Dataset items:
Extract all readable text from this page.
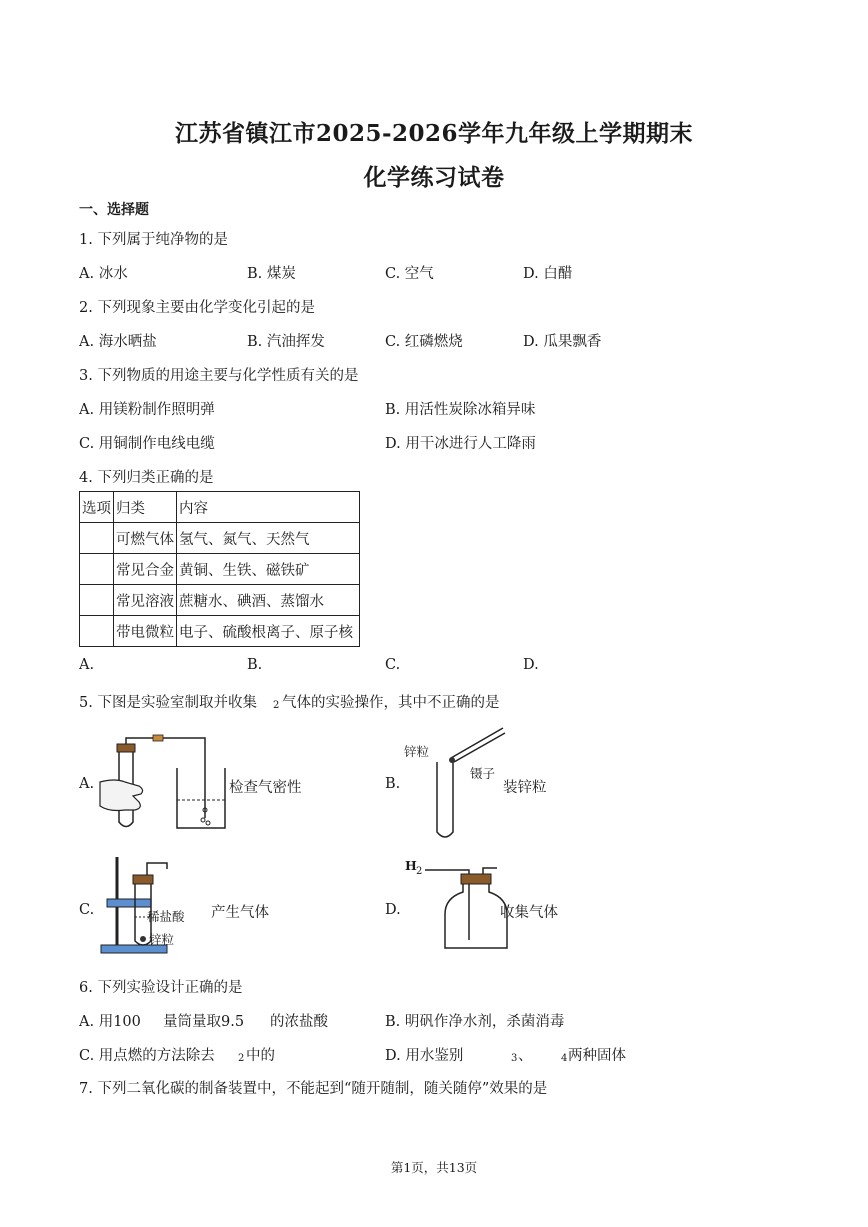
江苏省镇江市2025-2026学年九年级上学期期末
化学练习试卷
一、选择题
1. 下列属于纯净物的是
A. 冰水	B. 煤炭	C. 空气	D. 白醋
2. 下列现象主要由化学变化引起的是
A. 海水晒盐	B. 汽油挥发	C. 红磷燃烧	D. 瓜果飘香
3. 下列物质的用途主要与化学性质有关的是
A. 用镁粉制作照明弹	B. 用活性炭除冰箱异味
C. 用铜制作电线电缆	D. 用干冰进行人工降雨
4. 下列归类正确的是
选项	归类	内容
	可燃气体	氢气、氮气、天然气
	常见合金	黄铜、生铁、磁铁矿
	常见溶液	蔗糖水、碘酒、蒸馏水
	带电微粒	电子、硫酸根离子、原子核
A.	B.	C.	D.
5. 下图是实验室制取并收集 2 气体的实验操作，其中不正确的是
A.	检查气密性	B.
锌粒
镊子
装锌粒
C.	稀盐酸
锌粒
产生气体	D.
H 2
收集气体
6. 下列实验设计正确的是
A. 用100 量筒量取9.5 的浓盐酸	B. 明矾作净水剂，杀菌消毒
C. 用点燃的方法除去 2 中的	D. 用水鉴别	3 、	4 两种固体
7. 下列二氧化碳的制备装置中，不能起到“随开随制，随关随停”效果的是
第1页，共13页
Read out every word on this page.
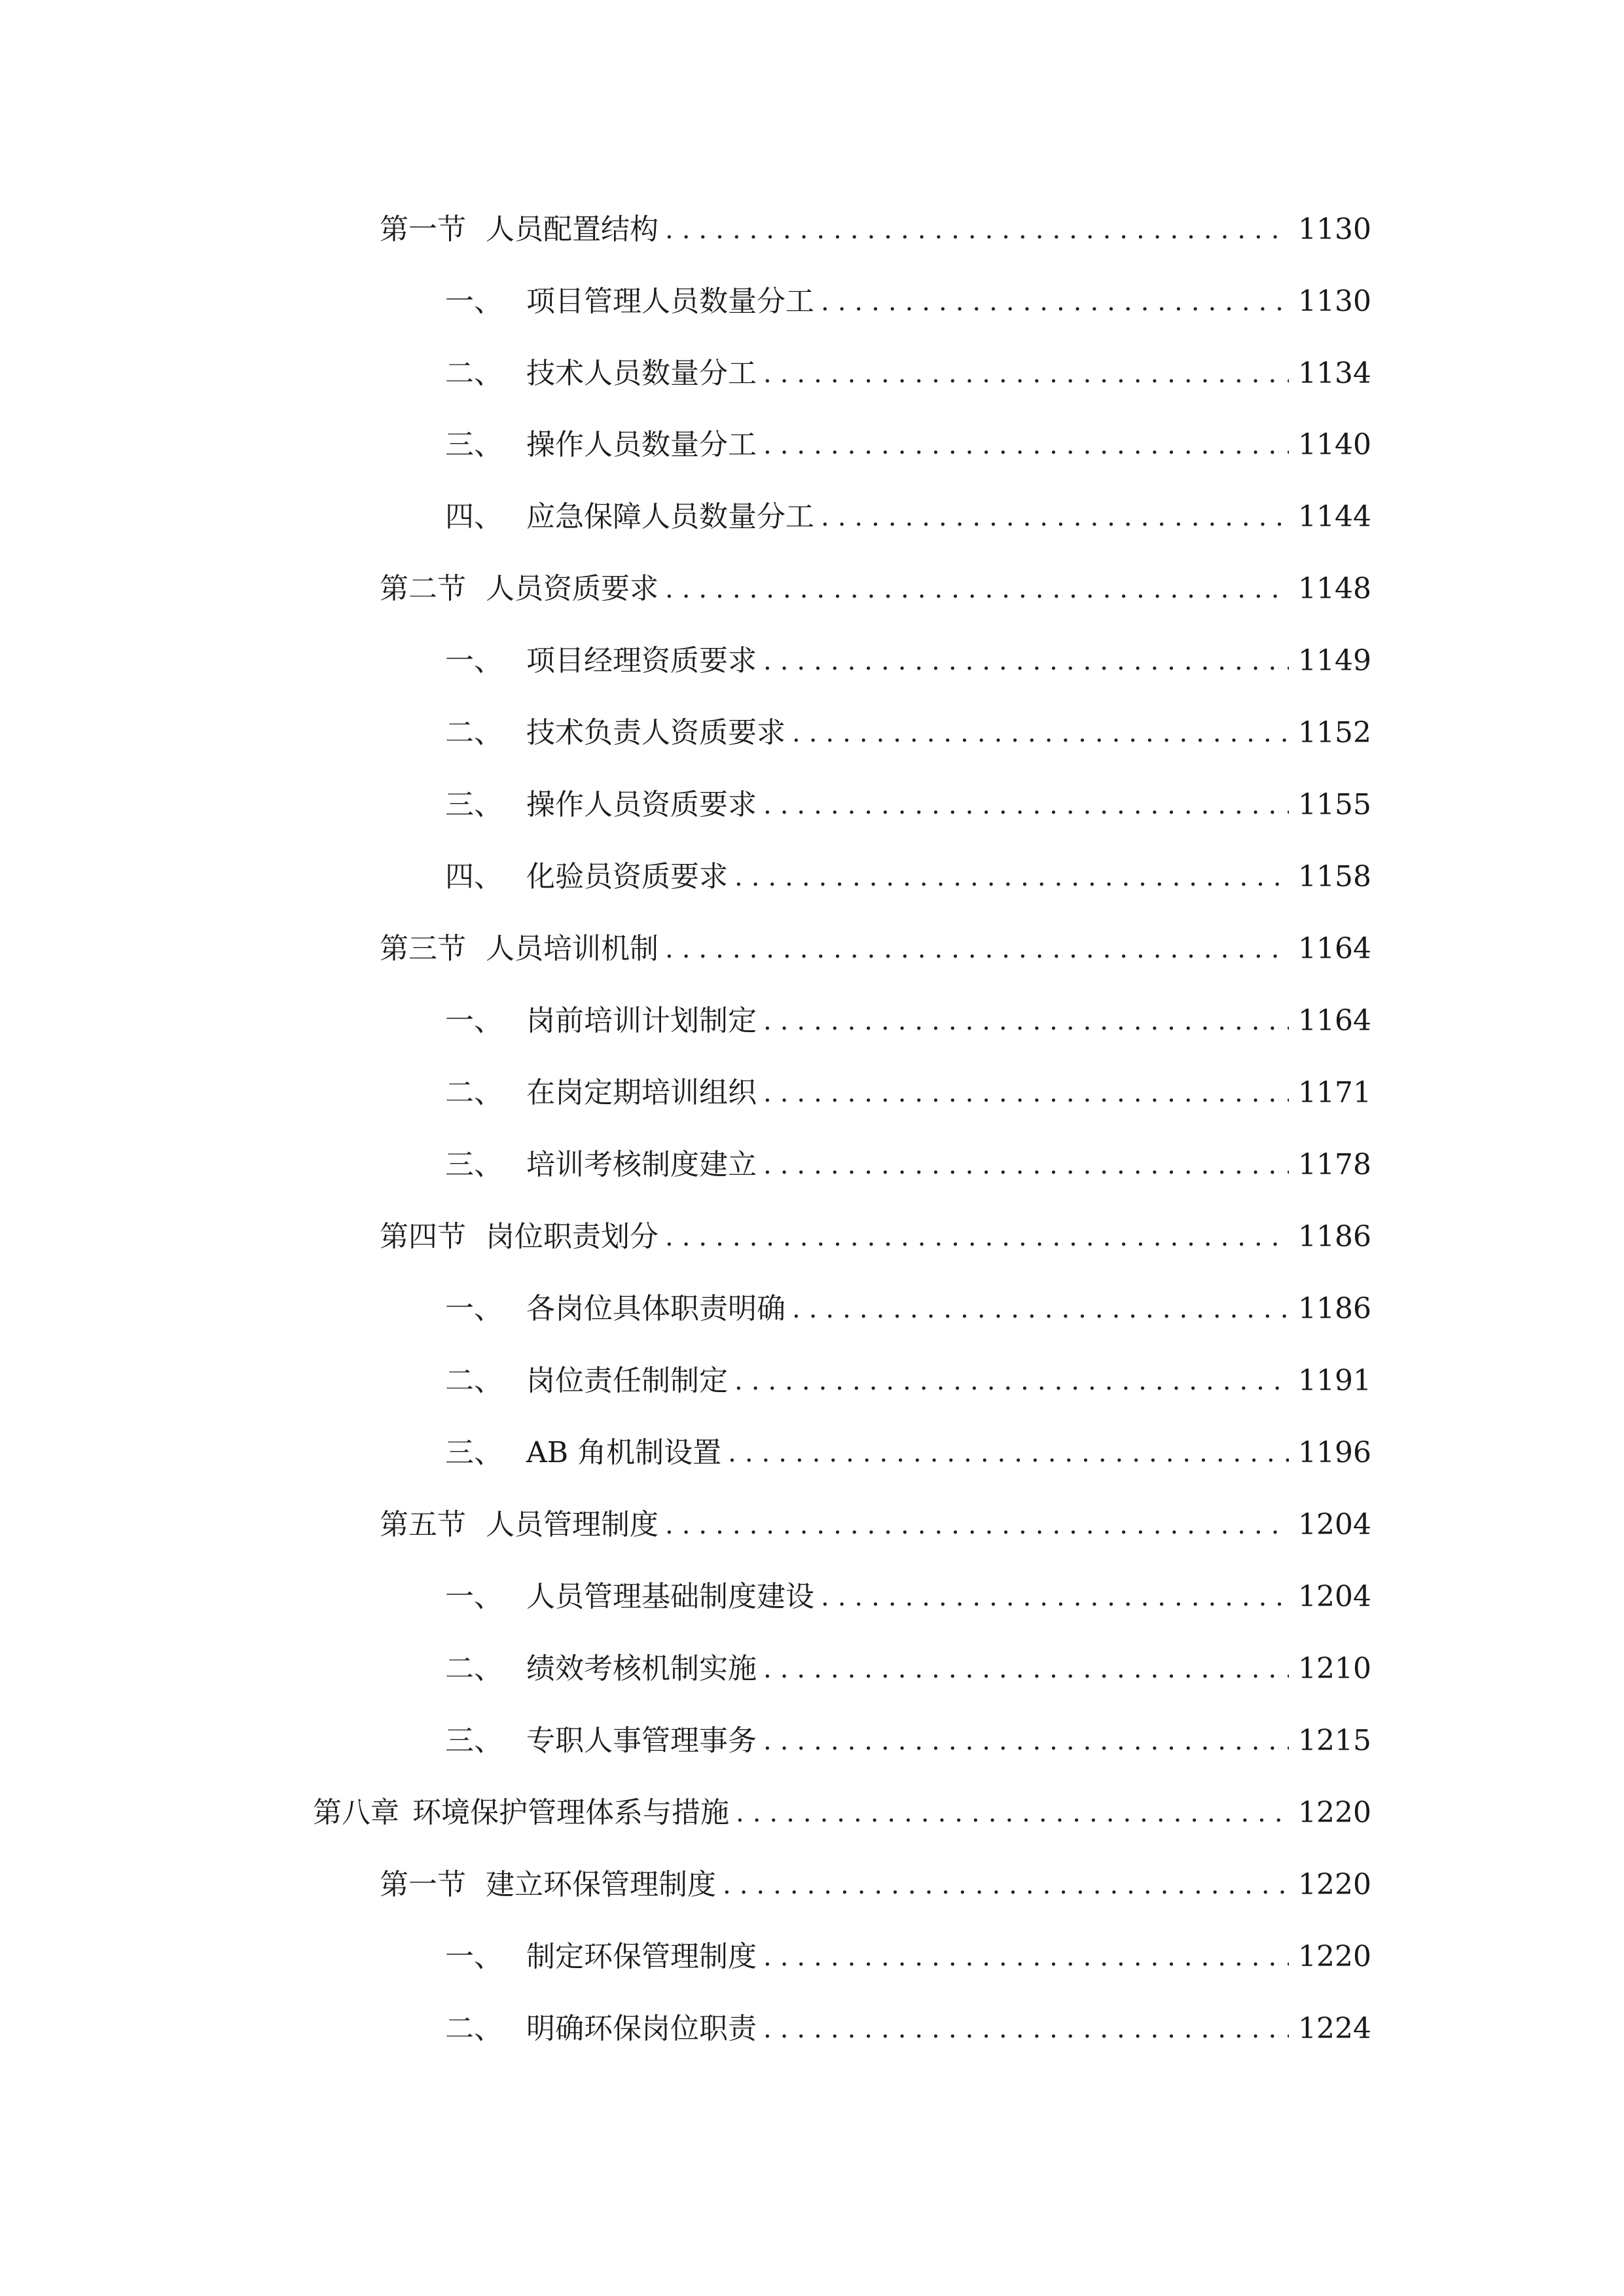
第一节 人员配置结构 .....	1130
一、 项目管理人员数量分工 .....	1130
二、 技术人员数量分工 .....	1134
三、 操作人员数量分工 .....	1140
四、 应急保障人员数量分工 .....	1144
第二节 人员资质要求 .....	1148
一、 项目经理资质要求 .....	1149
二、 技术负责人资质要求 .....	1152
三、 操作人员资质要求 .....	1155
四、 化验员资质要求 .....	1158
第三节 人员培训机制 .....	1164
一、 岗前培训计划制定 .....	1164
二、 在岗定期培训组织 .....	1171
三、 培训考核制度建立 .....	1178
第四节 岗位职责划分 .....	1186
一、 各岗位具体职责明确 .....	1186
二、 岗位责任制制定 .....	1191
三、 AB 角机制设置 .....	1196
第五节 人员管理制度 .....	1204
一、 人员管理基础制度建设 .....	1204
二、 绩效考核机制实施 .....	1210
三、 专职人事管理事务 .....	1215
第八章 环境保护管理体系与措施 .....	1220
第一节 建立环保管理制度 .....	1220
一、 制定环保管理制度 .....	1220
二、 明确环保岗位职责 .....	1224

Work to do: Reproduce each line word for word and drop the pictures.

Answer for this exercise:
Extract all readable text from this page.
江苏省镇江市2025-2026学年九年级上学期期末
化学练习试卷
一、选择题
1. 下列属于纯净物的是
A. 冰水	B. 煤炭	C. 空气	D. 白醋
2. 下列现象主要由化学变化引起的是
A. 海水晒盐	B. 汽油挥发	C. 红磷燃烧	D. 瓜果飘香
3. 下列物质的用途主要与化学性质有关的是
A. 用镁粉制作照明弹	B. 用活性炭除冰箱异味
C. 用铜制作电线电缆	D. 用干冰进行人工降雨
4. 下列归类正确的是
选项	归类	内容
	可燃气体	氢气、氮气、天然气
	常见合金	黄铜、生铁、磁铁矿
	常见溶液	蔗糖水、碘酒、蒸馏水
	带电微粒	电子、硫酸根离子、原子核
A.	B.	C.	D.
5. 下图是实验室制取并收集 2 气体的实验操作，其中不正确的是
A.	检查气密性	B.
锌粒
镊子
装锌粒
C.	稀盐酸
锌粒
产生气体	D.
H 2
收集气体
6. 下列实验设计正确的是
A. 用100 量筒量取9.5 的浓盐酸	B. 明矾作净水剂，杀菌消毒
C. 用点燃的方法除去 2 中的	D. 用水鉴别	3 、	4 两种固体
7. 下列二氧化碳的制备装置中，不能起到“随开随制，随关随停”效果的是
第1页，共13页
Read out every word on this page.
第一节 人员配置结构 .....	1130
一、 项目管理人员数量分工 .....	1130
二、 技术人员数量分工 .....	1134
三、 操作人员数量分工 .....	1140
四、 应急保障人员数量分工 .....	1144
第二节 人员资质要求 .....	1148
一、 项目经理资质要求 .....	1149
二、 技术负责人资质要求 .....	1152
三、 操作人员资质要求 .....	1155
四、 化验员资质要求 .....	1158
第三节 人员培训机制 .....	1164
一、 岗前培训计划制定 .....	1164
二、 在岗定期培训组织 .....	1171
三、 培训考核制度建立 .....	1178
第四节 岗位职责划分 .....	1186
一、 各岗位具体职责明确 .....	1186
二、 岗位责任制制定 .....	1191
三、 AB 角机制设置 .....	1196
第五节 人员管理制度 .....	1204
一、 人员管理基础制度建设 .....	1204
二、 绩效考核机制实施 .....	1210
三、 专职人事管理事务 .....	1215
第八章 环境保护管理体系与措施 .....	1220
第一节 建立环保管理制度 .....	1220
一、 制定环保管理制度 .....	1220
二、 明确环保岗位职责 .....	1224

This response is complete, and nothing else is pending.